## TASK INSTRUCTIONS
Find each line with the string "text" and copy it.

## MATERIAL SUPPLIED
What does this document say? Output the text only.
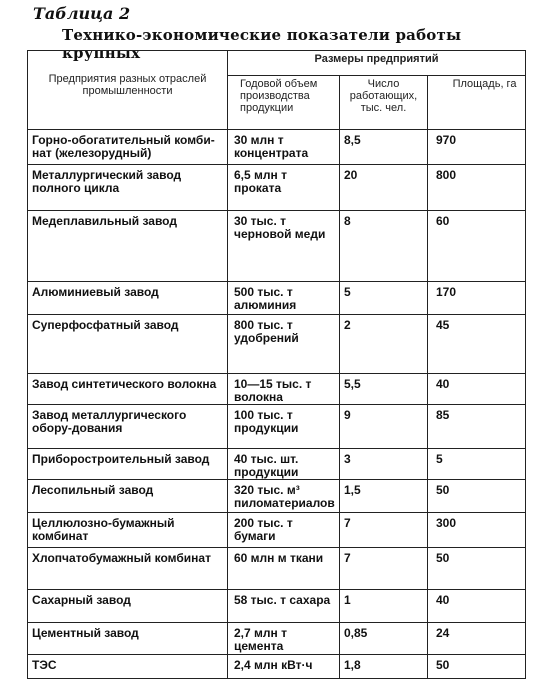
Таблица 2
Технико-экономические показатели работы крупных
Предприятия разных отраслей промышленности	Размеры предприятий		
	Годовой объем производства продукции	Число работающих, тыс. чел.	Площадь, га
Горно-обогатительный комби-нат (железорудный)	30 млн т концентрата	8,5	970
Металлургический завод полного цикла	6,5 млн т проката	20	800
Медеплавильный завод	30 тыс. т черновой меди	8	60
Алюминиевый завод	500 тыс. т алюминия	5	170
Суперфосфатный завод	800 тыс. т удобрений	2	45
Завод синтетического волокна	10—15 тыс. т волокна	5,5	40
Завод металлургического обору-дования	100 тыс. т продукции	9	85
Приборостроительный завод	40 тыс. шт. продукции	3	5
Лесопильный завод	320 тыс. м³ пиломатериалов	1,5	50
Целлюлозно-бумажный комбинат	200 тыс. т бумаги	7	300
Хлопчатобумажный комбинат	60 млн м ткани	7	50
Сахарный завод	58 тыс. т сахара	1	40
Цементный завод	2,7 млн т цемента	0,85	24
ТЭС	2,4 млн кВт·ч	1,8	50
...
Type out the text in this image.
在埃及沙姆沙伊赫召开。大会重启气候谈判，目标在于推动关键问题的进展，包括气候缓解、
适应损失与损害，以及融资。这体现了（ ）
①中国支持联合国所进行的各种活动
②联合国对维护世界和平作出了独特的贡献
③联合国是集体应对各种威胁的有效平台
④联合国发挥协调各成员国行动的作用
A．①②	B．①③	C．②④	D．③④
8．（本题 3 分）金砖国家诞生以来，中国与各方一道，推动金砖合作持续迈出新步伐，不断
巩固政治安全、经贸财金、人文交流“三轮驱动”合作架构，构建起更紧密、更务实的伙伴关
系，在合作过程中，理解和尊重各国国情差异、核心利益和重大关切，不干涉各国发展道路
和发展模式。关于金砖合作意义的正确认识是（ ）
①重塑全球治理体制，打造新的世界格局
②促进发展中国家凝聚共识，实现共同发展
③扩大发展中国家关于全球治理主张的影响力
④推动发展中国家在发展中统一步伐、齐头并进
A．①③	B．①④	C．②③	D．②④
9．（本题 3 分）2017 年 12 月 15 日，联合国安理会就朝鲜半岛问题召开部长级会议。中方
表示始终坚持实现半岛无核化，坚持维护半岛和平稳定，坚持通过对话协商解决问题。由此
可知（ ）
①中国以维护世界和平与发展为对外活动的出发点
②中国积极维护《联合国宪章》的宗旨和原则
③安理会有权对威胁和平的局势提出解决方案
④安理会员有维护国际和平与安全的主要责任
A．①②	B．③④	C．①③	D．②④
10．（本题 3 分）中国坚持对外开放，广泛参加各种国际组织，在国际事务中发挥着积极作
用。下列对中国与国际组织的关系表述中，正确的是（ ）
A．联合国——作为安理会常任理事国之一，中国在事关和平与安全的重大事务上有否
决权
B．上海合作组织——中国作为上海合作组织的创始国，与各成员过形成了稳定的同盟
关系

## TASK SOLUTION
What does this document say? Output the text only.
Type out the text in this image.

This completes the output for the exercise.